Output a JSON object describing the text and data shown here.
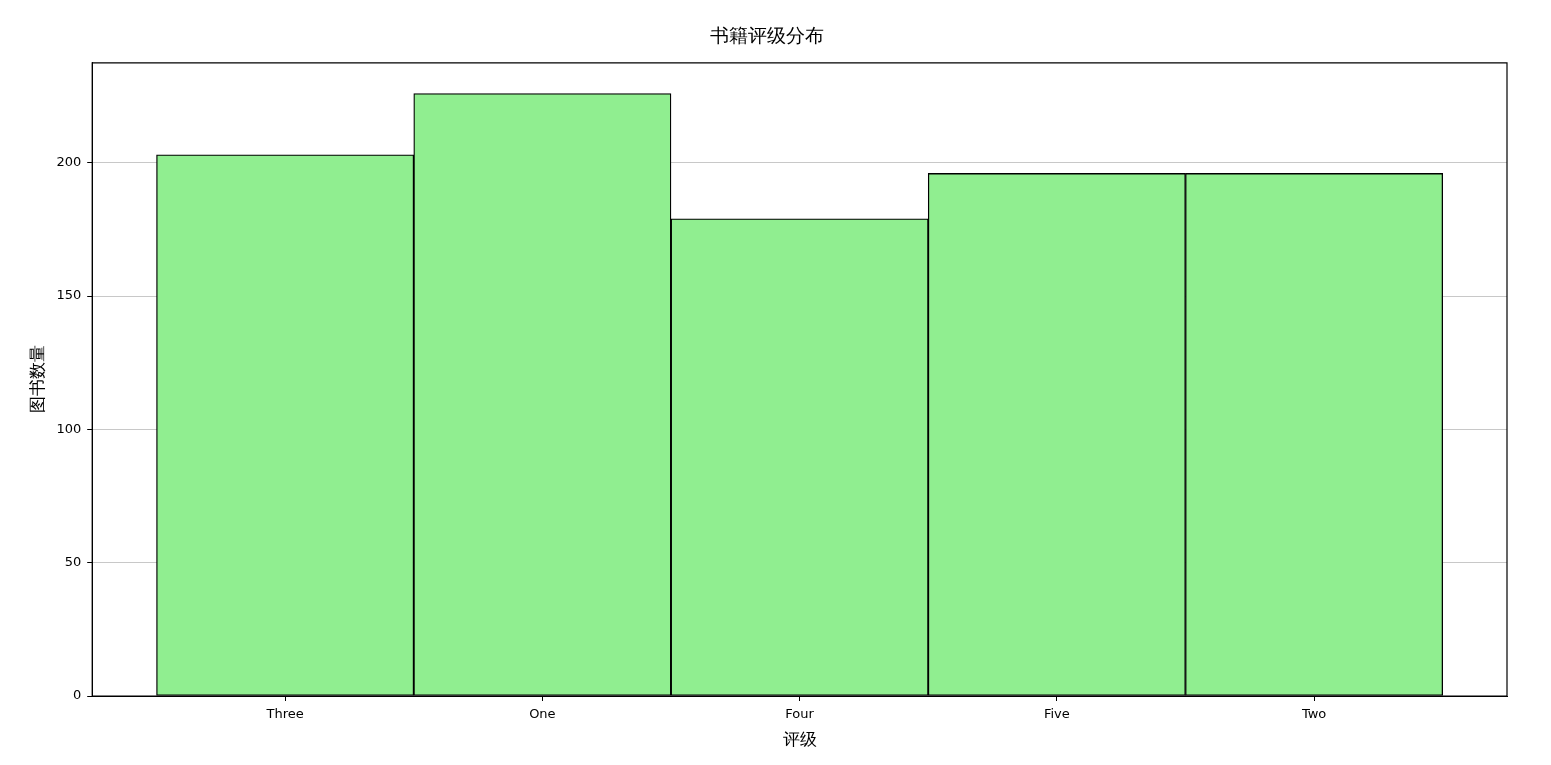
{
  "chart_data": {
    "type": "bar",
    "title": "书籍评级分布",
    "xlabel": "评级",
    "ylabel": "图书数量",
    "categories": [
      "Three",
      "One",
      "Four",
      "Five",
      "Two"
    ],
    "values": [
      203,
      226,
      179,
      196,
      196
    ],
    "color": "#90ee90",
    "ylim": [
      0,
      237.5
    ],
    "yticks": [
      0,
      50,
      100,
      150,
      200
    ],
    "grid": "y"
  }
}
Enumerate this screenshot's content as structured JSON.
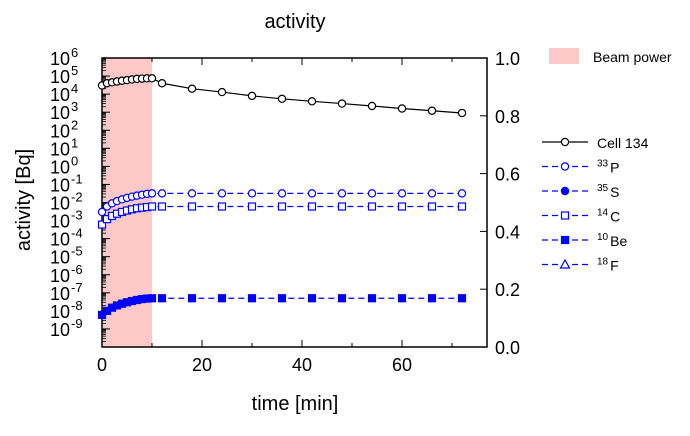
- - - -
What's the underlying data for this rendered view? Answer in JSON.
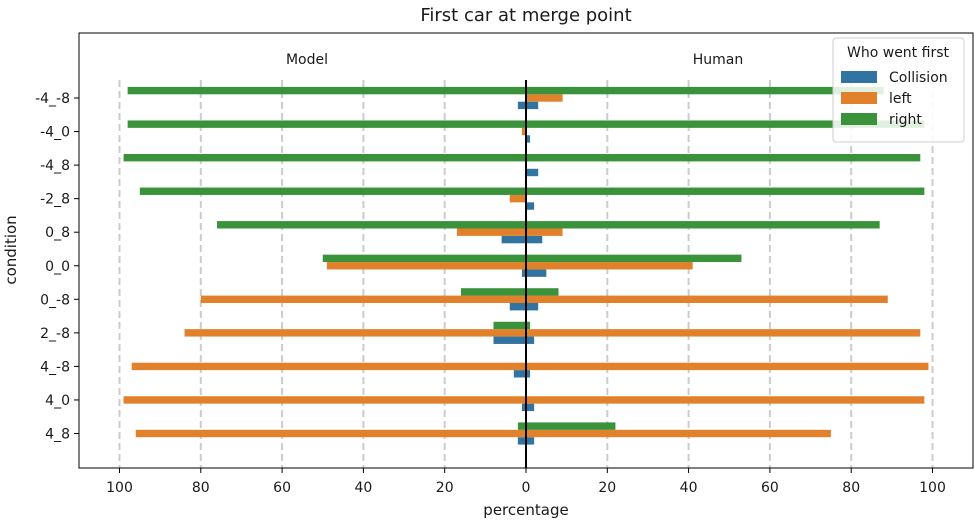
- - - -
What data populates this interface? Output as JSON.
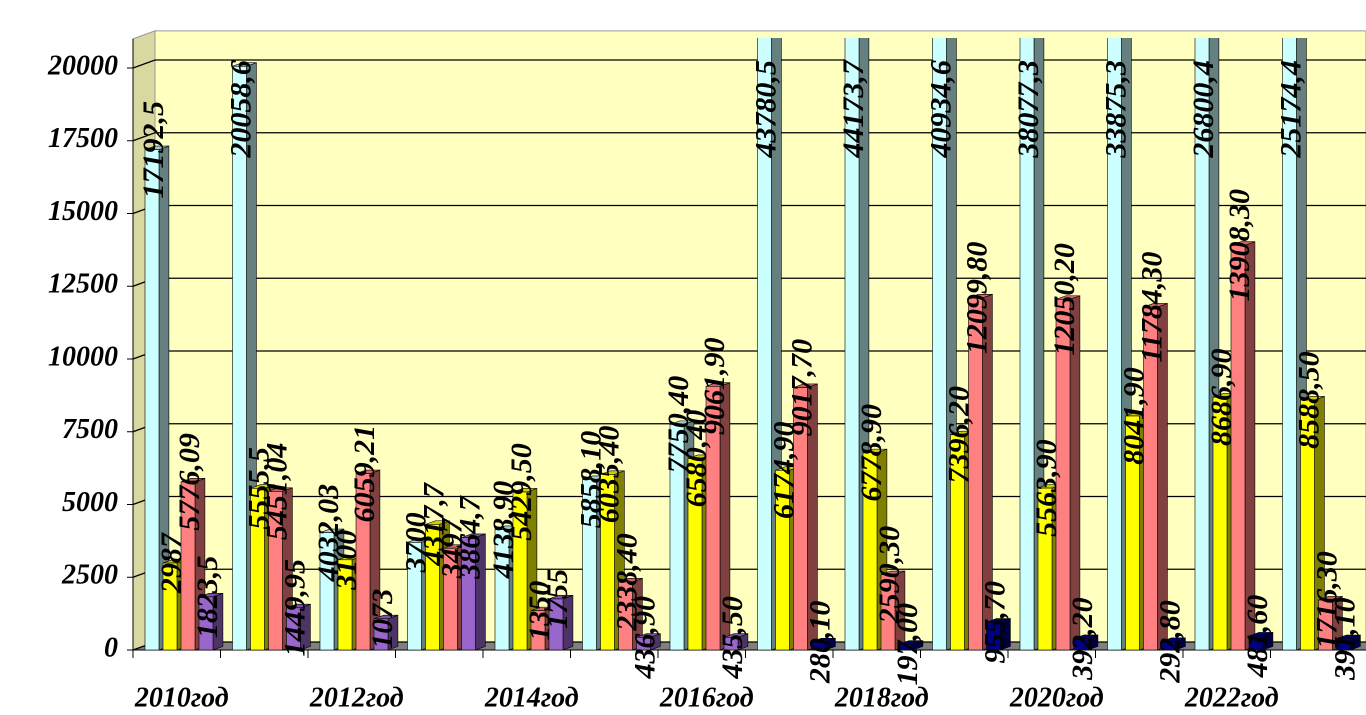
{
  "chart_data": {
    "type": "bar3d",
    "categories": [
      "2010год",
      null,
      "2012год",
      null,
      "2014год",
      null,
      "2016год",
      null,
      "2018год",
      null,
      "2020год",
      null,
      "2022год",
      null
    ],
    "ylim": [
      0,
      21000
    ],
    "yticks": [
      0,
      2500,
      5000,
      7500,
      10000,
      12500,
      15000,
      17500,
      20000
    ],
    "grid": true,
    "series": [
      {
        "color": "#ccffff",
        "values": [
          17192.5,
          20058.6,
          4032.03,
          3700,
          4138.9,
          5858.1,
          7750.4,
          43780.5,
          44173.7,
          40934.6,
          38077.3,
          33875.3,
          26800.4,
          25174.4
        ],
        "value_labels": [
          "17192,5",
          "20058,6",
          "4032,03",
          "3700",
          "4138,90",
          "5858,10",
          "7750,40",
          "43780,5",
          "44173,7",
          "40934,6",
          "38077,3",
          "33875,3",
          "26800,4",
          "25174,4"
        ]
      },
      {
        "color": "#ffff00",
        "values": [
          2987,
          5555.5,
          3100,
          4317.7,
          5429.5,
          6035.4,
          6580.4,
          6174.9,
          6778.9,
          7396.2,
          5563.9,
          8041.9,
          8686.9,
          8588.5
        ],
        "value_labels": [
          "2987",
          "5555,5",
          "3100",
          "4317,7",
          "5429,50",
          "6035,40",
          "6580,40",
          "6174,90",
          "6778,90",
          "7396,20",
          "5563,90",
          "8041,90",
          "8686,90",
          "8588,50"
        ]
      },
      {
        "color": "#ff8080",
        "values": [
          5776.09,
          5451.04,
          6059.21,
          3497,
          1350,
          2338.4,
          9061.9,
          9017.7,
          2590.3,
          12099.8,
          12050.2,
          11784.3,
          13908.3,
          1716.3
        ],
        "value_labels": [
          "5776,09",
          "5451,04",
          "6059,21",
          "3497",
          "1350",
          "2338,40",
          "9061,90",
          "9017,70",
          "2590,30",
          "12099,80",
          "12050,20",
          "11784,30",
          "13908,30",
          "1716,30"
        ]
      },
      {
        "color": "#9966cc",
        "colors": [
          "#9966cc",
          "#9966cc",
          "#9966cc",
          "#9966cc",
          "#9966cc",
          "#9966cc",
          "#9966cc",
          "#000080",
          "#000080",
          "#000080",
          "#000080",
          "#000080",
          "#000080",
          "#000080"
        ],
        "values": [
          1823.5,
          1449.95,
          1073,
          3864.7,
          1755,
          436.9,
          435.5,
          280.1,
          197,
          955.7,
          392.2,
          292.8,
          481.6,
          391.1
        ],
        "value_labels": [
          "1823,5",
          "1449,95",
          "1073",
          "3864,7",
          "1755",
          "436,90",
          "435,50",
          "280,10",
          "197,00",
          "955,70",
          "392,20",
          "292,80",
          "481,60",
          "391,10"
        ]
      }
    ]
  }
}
- - - -
Extract from the material above the stretch running from the line containing "Output a JSON" through the line containing "Enumerate this screenshot's". Keep the text exact and the pictures out.

Full solution:
Output a JSON object describing the text and data shown here.
{
  "chart_data": {
    "type": "bar",
    "title": "书籍评级分布",
    "xlabel": "评级",
    "ylabel": "图书数量",
    "categories": [
      "Three",
      "One",
      "Four",
      "Five",
      "Two"
    ],
    "values": [
      203,
      226,
      179,
      196,
      196
    ],
    "color": "#90ee90",
    "ylim": [
      0,
      237.5
    ],
    "yticks": [
      0,
      50,
      100,
      150,
      200
    ],
    "grid": "y"
  }
}
Enumerate this screenshot's content as structured JSON.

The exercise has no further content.